--- START ---

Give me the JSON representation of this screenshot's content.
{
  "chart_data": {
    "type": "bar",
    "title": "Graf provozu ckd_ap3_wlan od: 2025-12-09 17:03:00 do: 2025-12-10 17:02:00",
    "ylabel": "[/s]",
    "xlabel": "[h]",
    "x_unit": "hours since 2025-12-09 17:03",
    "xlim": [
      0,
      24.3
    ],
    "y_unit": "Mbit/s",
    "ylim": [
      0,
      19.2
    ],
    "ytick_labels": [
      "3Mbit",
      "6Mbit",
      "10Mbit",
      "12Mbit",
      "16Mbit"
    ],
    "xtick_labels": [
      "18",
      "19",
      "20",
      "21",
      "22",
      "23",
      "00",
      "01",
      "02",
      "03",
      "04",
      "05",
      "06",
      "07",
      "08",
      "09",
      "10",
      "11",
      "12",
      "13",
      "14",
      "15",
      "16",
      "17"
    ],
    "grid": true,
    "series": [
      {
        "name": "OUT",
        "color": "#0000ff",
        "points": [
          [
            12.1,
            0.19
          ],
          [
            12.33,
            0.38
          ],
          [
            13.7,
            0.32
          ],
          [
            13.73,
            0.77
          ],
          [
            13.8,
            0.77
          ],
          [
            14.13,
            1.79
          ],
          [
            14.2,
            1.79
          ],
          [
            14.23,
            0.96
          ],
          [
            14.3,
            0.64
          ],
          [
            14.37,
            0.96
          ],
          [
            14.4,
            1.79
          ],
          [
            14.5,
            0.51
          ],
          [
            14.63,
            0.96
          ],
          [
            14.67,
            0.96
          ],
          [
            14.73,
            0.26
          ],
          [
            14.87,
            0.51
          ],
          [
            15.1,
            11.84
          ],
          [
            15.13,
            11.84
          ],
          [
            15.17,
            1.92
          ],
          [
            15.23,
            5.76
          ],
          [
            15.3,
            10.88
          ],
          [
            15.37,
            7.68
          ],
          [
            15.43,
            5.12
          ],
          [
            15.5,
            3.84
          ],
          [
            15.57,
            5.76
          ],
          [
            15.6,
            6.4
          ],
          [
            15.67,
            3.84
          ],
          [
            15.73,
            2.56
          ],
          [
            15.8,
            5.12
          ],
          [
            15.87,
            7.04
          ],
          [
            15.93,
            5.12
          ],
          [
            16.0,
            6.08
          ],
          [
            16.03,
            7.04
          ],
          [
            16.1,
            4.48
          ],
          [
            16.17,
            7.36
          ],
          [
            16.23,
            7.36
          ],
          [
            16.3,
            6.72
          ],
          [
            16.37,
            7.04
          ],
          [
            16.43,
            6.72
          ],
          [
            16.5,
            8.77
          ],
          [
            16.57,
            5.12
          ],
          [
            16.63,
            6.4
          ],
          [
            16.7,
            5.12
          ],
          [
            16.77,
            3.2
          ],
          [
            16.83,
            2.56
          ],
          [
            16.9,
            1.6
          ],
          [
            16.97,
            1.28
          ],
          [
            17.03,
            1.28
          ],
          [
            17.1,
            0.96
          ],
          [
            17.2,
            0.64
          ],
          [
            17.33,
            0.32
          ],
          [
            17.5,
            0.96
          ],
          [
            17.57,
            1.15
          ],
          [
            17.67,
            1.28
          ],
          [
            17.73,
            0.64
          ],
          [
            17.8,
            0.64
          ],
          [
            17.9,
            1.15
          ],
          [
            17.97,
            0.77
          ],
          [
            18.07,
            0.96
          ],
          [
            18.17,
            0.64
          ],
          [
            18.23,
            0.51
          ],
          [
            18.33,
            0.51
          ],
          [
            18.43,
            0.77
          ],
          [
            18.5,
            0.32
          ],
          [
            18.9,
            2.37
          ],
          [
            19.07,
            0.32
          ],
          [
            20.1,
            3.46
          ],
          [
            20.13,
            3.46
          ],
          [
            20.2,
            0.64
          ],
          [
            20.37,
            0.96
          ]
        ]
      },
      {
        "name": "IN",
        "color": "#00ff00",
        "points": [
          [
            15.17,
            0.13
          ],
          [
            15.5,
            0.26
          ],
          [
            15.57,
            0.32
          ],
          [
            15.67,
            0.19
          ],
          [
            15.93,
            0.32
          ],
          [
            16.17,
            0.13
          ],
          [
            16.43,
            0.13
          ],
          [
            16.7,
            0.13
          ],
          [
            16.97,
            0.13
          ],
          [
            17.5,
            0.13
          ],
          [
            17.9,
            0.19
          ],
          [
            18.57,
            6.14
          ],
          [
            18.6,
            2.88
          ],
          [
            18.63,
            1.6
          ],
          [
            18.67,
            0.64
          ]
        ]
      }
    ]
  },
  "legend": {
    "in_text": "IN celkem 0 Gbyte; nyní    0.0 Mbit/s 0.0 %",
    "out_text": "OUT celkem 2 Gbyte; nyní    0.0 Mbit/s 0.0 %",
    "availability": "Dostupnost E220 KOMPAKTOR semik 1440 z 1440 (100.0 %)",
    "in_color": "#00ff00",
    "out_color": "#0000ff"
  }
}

--- END ---

__WRITTEN TASK__
Repeat the records above exactly as they appear.

__WRITTEN REPLY__
Give me the JSON representation of this screenshot's content.
{
  "chart_data": {
    "type": "bar",
    "title": "Graf provozu ckd_ap3_wlan od: 2025-12-09 17:03:00 do: 2025-12-10 17:02:00",
    "ylabel": "[/s]",
    "xlabel": "[h]",
    "x_unit": "hours since 2025-12-09 17:03",
    "xlim": [
      0,
      24.3
    ],
    "y_unit": "Mbit/s",
    "ylim": [
      0,
      19.2
    ],
    "ytick_labels": [
      "3Mbit",
      "6Mbit",
      "10Mbit",
      "12Mbit",
      "16Mbit"
    ],
    "xtick_labels": [
      "18",
      "19",
      "20",
      "21",
      "22",
      "23",
      "00",
      "01",
      "02",
      "03",
      "04",
      "05",
      "06",
      "07",
      "08",
      "09",
      "10",
      "11",
      "12",
      "13",
      "14",
      "15",
      "16",
      "17"
    ],
    "grid": true,
    "series": [
      {
        "name": "OUT",
        "color": "#0000ff",
        "points": [
          [
            12.1,
            0.19
          ],
          [
            12.33,
            0.38
          ],
          [
            13.7,
            0.32
          ],
          [
            13.73,
            0.77
          ],
          [
            13.8,
            0.77
          ],
          [
            14.13,
            1.79
          ],
          [
            14.2,
            1.79
          ],
          [
            14.23,
            0.96
          ],
          [
            14.3,
            0.64
          ],
          [
            14.37,
            0.96
          ],
          [
            14.4,
            1.79
          ],
          [
            14.5,
            0.51
          ],
          [
            14.63,
            0.96
          ],
          [
            14.67,
            0.96
          ],
          [
            14.73,
            0.26
          ],
          [
            14.87,
            0.51
          ],
          [
            15.1,
            11.84
          ],
          [
            15.13,
            11.84
          ],
          [
            15.17,
            1.92
          ],
          [
            15.23,
            5.76
          ],
          [
            15.3,
            10.88
          ],
          [
            15.37,
            7.68
          ],
          [
            15.43,
            5.12
          ],
          [
            15.5,
            3.84
          ],
          [
            15.57,
            5.76
          ],
          [
            15.6,
            6.4
          ],
          [
            15.67,
            3.84
          ],
          [
            15.73,
            2.56
          ],
          [
            15.8,
            5.12
          ],
          [
            15.87,
            7.04
          ],
          [
            15.93,
            5.12
          ],
          [
            16.0,
            6.08
          ],
          [
            16.03,
            7.04
          ],
          [
            16.1,
            4.48
          ],
          [
            16.17,
            7.36
          ],
          [
            16.23,
            7.36
          ],
          [
            16.3,
            6.72
          ],
          [
            16.37,
            7.04
          ],
          [
            16.43,
            6.72
          ],
          [
            16.5,
            8.77
          ],
          [
            16.57,
            5.12
          ],
          [
            16.63,
            6.4
          ],
          [
            16.7,
            5.12
          ],
          [
            16.77,
            3.2
          ],
          [
            16.83,
            2.56
          ],
          [
            16.9,
            1.6
          ],
          [
            16.97,
            1.28
          ],
          [
            17.03,
            1.28
          ],
          [
            17.1,
            0.96
          ],
          [
            17.2,
            0.64
          ],
          [
            17.33,
            0.32
          ],
          [
            17.5,
            0.96
          ],
          [
            17.57,
            1.15
          ],
          [
            17.67,
            1.28
          ],
          [
            17.73,
            0.64
          ],
          [
            17.8,
            0.64
          ],
          [
            17.9,
            1.15
          ],
          [
            17.97,
            0.77
          ],
          [
            18.07,
            0.96
          ],
          [
            18.17,
            0.64
          ],
          [
            18.23,
            0.51
          ],
          [
            18.33,
            0.51
          ],
          [
            18.43,
            0.77
          ],
          [
            18.5,
            0.32
          ],
          [
            18.9,
            2.37
          ],
          [
            19.07,
            0.32
          ],
          [
            20.1,
            3.46
          ],
          [
            20.13,
            3.46
          ],
          [
            20.2,
            0.64
          ],
          [
            20.37,
            0.96
          ]
        ]
      },
      {
        "name": "IN",
        "color": "#00ff00",
        "points": [
          [
            15.17,
            0.13
          ],
          [
            15.5,
            0.26
          ],
          [
            15.57,
            0.32
          ],
          [
            15.67,
            0.19
          ],
          [
            15.93,
            0.32
          ],
          [
            16.17,
            0.13
          ],
          [
            16.43,
            0.13
          ],
          [
            16.7,
            0.13
          ],
          [
            16.97,
            0.13
          ],
          [
            17.5,
            0.13
          ],
          [
            17.9,
            0.19
          ],
          [
            18.57,
            6.14
          ],
          [
            18.6,
            2.88
          ],
          [
            18.63,
            1.6
          ],
          [
            18.67,
            0.64
          ]
        ]
      }
    ]
  },
  "legend": {
    "in_text": "IN celkem 0 Gbyte; nyní    0.0 Mbit/s 0.0 %",
    "out_text": "OUT celkem 2 Gbyte; nyní    0.0 Mbit/s 0.0 %",
    "availability": "Dostupnost E220 KOMPAKTOR semik 1440 z 1440 (100.0 %)",
    "in_color": "#00ff00",
    "out_color": "#0000ff"
  }
}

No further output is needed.